Objective: Look for the string "value" in every line, and copy each line that has it.

Data for this task:

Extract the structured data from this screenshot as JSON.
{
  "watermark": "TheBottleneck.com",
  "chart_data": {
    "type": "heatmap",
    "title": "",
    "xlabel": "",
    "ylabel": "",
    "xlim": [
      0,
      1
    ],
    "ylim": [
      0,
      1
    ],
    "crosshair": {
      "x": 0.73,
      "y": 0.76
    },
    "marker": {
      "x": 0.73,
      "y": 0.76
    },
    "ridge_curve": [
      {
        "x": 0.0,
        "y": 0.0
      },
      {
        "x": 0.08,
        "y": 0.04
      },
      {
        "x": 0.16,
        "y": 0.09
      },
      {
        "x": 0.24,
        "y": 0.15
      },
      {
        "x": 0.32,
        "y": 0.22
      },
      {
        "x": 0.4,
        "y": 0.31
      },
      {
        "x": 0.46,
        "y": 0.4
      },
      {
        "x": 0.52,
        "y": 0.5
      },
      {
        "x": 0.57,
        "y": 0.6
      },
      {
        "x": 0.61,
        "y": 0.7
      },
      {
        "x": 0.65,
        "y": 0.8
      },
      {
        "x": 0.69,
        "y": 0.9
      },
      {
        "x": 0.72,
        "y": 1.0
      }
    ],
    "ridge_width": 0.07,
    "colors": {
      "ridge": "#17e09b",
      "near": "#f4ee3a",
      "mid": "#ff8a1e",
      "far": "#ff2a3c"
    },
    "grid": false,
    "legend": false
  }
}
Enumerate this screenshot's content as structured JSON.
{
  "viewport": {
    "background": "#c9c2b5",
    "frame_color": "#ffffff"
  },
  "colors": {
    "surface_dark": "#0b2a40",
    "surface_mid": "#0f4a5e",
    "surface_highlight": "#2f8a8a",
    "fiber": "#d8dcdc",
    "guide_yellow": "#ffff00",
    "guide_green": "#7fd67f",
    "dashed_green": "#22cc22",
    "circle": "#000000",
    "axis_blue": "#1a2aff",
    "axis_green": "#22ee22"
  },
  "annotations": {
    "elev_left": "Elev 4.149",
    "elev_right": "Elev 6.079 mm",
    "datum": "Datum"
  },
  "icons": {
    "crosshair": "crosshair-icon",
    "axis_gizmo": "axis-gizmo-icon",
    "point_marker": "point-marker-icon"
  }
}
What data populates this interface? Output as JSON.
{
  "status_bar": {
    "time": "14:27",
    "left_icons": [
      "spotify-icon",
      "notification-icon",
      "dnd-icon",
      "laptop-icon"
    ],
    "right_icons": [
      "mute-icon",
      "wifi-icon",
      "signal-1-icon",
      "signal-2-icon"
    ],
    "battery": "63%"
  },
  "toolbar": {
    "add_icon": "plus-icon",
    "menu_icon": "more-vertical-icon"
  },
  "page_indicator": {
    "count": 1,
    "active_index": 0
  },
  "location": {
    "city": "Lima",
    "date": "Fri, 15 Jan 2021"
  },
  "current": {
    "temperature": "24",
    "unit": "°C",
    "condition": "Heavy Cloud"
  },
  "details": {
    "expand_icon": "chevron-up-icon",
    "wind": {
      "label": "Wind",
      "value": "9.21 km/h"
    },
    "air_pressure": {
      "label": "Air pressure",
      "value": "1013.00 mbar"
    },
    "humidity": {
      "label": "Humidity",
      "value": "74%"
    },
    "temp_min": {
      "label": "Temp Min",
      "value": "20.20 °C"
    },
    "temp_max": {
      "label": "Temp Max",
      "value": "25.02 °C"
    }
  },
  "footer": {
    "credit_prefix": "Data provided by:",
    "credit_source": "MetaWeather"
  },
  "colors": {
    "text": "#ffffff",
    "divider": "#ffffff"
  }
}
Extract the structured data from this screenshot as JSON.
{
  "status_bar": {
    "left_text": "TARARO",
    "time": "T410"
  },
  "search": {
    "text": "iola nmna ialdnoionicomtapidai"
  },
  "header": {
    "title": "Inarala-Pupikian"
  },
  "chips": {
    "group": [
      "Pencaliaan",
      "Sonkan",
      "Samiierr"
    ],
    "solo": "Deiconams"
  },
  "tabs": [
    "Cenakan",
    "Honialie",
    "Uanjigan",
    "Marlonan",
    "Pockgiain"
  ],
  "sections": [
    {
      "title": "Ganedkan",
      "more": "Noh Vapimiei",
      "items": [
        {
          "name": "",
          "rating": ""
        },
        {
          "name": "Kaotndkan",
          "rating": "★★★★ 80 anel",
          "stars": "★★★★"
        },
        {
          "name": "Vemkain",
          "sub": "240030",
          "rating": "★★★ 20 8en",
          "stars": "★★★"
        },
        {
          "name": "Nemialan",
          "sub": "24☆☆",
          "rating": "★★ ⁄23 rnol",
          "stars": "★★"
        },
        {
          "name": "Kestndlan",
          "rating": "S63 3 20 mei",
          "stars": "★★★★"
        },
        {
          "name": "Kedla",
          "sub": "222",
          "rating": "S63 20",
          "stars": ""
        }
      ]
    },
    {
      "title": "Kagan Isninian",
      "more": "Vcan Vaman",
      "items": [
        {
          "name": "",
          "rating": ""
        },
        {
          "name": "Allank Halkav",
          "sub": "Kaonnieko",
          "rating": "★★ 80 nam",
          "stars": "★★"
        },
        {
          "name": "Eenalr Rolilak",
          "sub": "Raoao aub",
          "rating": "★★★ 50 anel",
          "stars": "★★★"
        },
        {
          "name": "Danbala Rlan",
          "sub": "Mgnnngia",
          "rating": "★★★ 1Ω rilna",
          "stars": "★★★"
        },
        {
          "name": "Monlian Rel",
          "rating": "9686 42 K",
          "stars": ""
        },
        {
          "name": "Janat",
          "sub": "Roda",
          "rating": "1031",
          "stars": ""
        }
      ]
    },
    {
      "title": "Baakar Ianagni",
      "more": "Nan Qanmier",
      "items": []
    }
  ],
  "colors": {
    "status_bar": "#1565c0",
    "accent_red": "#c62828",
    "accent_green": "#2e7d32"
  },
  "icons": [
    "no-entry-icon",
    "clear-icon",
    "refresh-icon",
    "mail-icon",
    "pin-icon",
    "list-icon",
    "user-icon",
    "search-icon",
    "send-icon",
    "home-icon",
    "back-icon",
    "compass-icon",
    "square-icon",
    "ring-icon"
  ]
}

Problem solution:
      "value": "9.21 km/h"
      "value": "1013.00 mbar"
      "value": "74%"
      "value": "20.20 °C"
      "value": "25.02 °C"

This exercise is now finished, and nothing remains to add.